*What this task involves*
Collect each line holding the string "name".

*Records for processing*

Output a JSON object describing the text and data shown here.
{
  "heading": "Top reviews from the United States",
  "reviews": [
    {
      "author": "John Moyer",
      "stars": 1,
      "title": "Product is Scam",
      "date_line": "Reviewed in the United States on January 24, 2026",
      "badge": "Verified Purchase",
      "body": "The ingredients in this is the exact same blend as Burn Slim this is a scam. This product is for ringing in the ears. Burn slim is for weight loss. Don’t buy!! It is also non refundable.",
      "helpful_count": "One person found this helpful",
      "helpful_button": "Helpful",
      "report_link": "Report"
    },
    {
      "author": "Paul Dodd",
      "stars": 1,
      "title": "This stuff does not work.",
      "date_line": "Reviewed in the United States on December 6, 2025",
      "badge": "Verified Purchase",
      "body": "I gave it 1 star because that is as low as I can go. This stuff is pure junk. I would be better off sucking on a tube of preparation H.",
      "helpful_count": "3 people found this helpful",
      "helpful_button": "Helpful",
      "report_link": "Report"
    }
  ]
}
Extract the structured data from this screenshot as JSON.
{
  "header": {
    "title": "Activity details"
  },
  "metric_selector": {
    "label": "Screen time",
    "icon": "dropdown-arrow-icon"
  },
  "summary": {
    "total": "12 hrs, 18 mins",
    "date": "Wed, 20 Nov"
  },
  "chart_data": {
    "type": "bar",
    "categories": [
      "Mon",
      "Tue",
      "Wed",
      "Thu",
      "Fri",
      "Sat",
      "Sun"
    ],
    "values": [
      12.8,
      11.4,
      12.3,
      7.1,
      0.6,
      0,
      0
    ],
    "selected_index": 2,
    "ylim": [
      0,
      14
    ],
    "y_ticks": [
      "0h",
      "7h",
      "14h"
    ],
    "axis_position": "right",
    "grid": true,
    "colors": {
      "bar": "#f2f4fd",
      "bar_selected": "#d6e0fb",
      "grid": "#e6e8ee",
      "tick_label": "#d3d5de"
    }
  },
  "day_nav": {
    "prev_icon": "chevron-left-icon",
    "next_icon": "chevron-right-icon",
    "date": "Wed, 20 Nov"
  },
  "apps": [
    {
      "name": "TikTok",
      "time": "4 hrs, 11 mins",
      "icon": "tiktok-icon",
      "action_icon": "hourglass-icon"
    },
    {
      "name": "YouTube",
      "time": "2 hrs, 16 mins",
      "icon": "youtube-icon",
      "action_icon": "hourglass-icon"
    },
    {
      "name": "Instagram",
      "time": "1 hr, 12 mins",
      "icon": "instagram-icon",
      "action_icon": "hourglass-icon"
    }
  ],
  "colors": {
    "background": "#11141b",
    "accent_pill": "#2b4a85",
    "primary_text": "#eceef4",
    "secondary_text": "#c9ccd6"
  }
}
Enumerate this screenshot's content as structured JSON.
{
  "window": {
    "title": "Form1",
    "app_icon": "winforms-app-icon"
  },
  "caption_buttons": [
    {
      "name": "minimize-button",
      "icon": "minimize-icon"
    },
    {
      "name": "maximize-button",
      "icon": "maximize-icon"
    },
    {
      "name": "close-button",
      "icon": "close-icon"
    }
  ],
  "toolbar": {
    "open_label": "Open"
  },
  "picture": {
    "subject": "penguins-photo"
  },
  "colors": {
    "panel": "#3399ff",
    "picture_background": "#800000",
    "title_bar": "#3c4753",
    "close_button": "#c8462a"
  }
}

*Output for this task*
      "name": "TikTok",
      "name": "YouTube",
      "name": "Instagram",
      "name": "minimize-button",
      "name": "maximize-button",
      "name": "close-button",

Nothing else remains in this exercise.